===== RECORDS TO USE =====

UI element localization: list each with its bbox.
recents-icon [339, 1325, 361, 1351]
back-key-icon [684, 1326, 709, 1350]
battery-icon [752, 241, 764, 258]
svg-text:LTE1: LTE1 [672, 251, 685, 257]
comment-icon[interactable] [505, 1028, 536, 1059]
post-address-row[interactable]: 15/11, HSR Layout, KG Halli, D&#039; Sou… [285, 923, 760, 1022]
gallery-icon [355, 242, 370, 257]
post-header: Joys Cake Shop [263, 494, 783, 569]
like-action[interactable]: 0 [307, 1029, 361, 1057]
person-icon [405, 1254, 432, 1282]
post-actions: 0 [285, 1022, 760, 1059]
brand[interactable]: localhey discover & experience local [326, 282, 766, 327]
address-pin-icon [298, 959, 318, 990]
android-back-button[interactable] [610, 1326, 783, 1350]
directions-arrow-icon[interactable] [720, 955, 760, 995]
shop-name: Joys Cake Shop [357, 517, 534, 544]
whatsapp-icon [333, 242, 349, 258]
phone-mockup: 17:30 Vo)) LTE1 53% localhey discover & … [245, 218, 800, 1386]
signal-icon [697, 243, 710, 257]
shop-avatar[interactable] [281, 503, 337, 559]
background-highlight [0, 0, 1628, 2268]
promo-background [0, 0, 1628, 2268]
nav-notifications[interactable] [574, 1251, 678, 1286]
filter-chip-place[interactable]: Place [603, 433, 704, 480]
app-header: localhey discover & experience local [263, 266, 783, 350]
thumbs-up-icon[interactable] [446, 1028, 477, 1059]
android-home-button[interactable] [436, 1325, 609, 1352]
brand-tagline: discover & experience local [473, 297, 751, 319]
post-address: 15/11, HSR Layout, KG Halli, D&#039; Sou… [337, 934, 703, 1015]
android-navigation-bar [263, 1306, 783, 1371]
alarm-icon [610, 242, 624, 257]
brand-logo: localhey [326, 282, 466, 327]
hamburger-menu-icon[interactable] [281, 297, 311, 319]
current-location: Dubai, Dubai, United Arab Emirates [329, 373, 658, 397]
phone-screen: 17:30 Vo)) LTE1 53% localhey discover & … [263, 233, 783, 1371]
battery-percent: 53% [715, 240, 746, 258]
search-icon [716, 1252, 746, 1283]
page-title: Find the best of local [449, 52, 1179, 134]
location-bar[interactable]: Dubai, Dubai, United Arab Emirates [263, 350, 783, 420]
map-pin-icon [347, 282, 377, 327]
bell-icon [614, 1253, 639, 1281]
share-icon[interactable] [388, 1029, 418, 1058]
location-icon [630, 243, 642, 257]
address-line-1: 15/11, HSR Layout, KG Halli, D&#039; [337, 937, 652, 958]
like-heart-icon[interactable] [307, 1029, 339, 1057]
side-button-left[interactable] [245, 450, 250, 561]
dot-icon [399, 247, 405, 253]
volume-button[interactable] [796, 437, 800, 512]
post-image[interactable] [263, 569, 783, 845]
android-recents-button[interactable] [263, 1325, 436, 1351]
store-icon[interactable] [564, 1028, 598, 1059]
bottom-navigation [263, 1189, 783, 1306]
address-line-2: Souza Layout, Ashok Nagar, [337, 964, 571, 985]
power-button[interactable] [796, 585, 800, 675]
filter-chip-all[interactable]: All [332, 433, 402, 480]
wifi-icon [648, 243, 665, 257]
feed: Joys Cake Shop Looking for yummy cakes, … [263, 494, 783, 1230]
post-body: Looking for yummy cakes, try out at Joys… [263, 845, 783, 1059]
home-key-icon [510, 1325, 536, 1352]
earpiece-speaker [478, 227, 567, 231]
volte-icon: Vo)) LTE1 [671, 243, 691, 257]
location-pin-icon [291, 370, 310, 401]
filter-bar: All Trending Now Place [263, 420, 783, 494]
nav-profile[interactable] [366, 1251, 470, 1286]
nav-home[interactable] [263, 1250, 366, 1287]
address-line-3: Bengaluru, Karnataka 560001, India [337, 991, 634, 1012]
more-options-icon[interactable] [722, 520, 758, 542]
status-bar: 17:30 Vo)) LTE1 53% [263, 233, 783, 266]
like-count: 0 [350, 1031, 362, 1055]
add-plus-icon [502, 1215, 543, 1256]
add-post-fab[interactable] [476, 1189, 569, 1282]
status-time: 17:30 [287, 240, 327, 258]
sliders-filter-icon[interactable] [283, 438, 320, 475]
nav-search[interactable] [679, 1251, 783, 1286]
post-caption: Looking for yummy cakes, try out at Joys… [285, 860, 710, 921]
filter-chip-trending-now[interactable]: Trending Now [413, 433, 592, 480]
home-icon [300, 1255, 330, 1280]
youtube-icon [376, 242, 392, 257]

=====

▸ **WHAT IS ASKED**
Repeat the entries above with "Sweet Crumbs Bakery" in place of every "Joys Cake Shop", changing nothing else.

▸ **ANSWER TO THIS TASK**
UI element localization: list each with its bbox.
recents-icon [339, 1325, 361, 1351]
back-key-icon [684, 1326, 709, 1350]
battery-icon [752, 241, 764, 258]
svg-text:LTE1: LTE1 [672, 251, 685, 257]
comment-icon[interactable] [505, 1028, 536, 1059]
post-address-row[interactable]: 15/11, HSR Layout, KG Halli, D&#039; Sou… [285, 923, 760, 1022]
gallery-icon [355, 242, 370, 257]
post-header: Sweet Crumbs Bakery [263, 494, 783, 569]
like-action[interactable]: 0 [307, 1029, 361, 1057]
person-icon [405, 1254, 432, 1282]
post-actions: 0 [285, 1022, 760, 1059]
brand[interactable]: localhey discover & experience local [326, 282, 766, 327]
address-pin-icon [298, 959, 318, 990]
android-back-button[interactable] [610, 1326, 783, 1350]
directions-arrow-icon[interactable] [720, 955, 760, 995]
shop-name: Sweet Crumbs Bakery [357, 517, 534, 544]
whatsapp-icon [333, 242, 349, 258]
phone-mockup: 17:30 Vo)) LTE1 53% localhey discover & … [245, 218, 800, 1386]
signal-icon [697, 243, 710, 257]
shop-avatar[interactable] [281, 503, 337, 559]
background-highlight [0, 0, 1628, 2268]
promo-background [0, 0, 1628, 2268]
nav-notifications[interactable] [574, 1251, 678, 1286]
filter-chip-place[interactable]: Place [603, 433, 704, 480]
app-header: localhey discover & experience local [263, 266, 783, 350]
thumbs-up-icon[interactable] [446, 1028, 477, 1059]
android-home-button[interactable] [436, 1325, 609, 1352]
brand-tagline: discover & experience local [473, 297, 751, 319]
post-address: 15/11, HSR Layout, KG Halli, D&#039; Sou… [337, 934, 703, 1015]
android-navigation-bar [263, 1306, 783, 1371]
alarm-icon [610, 242, 624, 257]
brand-logo: localhey [326, 282, 466, 327]
hamburger-menu-icon[interactable] [281, 297, 311, 319]
current-location: Dubai, Dubai, United Arab Emirates [329, 373, 658, 397]
phone-screen: 17:30 Vo)) LTE1 53% localhey discover & … [263, 233, 783, 1371]
battery-percent: 53% [715, 240, 746, 258]
search-icon [716, 1252, 746, 1283]
page-title: Find the best of local [449, 52, 1179, 134]
location-bar[interactable]: Dubai, Dubai, United Arab Emirates [263, 350, 783, 420]
map-pin-icon [347, 282, 377, 327]
bell-icon [614, 1253, 639, 1281]
share-icon[interactable] [388, 1029, 418, 1058]
location-icon [630, 243, 642, 257]
address-line-1: 15/11, HSR Layout, KG Halli, D&#039; [337, 937, 652, 958]
like-heart-icon[interactable] [307, 1029, 339, 1057]
side-button-left[interactable] [245, 450, 250, 561]
dot-icon [399, 247, 405, 253]
volume-button[interactable] [796, 437, 800, 512]
post-image[interactable] [263, 569, 783, 845]
android-recents-button[interactable] [263, 1325, 436, 1351]
store-icon[interactable] [564, 1028, 598, 1059]
bottom-navigation [263, 1189, 783, 1306]
address-line-2: Souza Layout, Ashok Nagar, [337, 964, 571, 985]
power-button[interactable] [796, 585, 800, 675]
filter-chip-all[interactable]: All [332, 433, 402, 480]
wifi-icon [648, 243, 665, 257]
feed: Sweet Crumbs Bakery Looking for yummy cakes, … [263, 494, 783, 1230]
post-body: Looking for yummy cakes, try out at Joys… [263, 845, 783, 1059]
home-key-icon [510, 1325, 536, 1352]
earpiece-speaker [478, 227, 567, 231]
volte-icon: Vo)) LTE1 [671, 243, 691, 257]
location-pin-icon [291, 370, 310, 401]
filter-bar: All Trending Now Place [263, 420, 783, 494]
nav-profile[interactable] [366, 1251, 470, 1286]
nav-home[interactable] [263, 1250, 366, 1287]
address-line-3: Bengaluru, Karnataka 560001, India [337, 991, 634, 1012]
more-options-icon[interactable] [722, 520, 758, 542]
status-bar: 17:30 Vo)) LTE1 53% [263, 233, 783, 266]
like-count: 0 [350, 1031, 362, 1055]
add-plus-icon [502, 1215, 543, 1256]
add-post-fab[interactable] [476, 1189, 569, 1282]
status-time: 17:30 [287, 240, 327, 258]
sliders-filter-icon[interactable] [283, 438, 320, 475]
nav-search[interactable] [679, 1251, 783, 1286]
post-caption: Looking for yummy cakes, try out at Joys… [285, 860, 710, 921]
filter-chip-trending-now[interactable]: Trending Now [413, 433, 592, 480]
home-icon [300, 1255, 330, 1280]
youtube-icon [376, 242, 392, 257]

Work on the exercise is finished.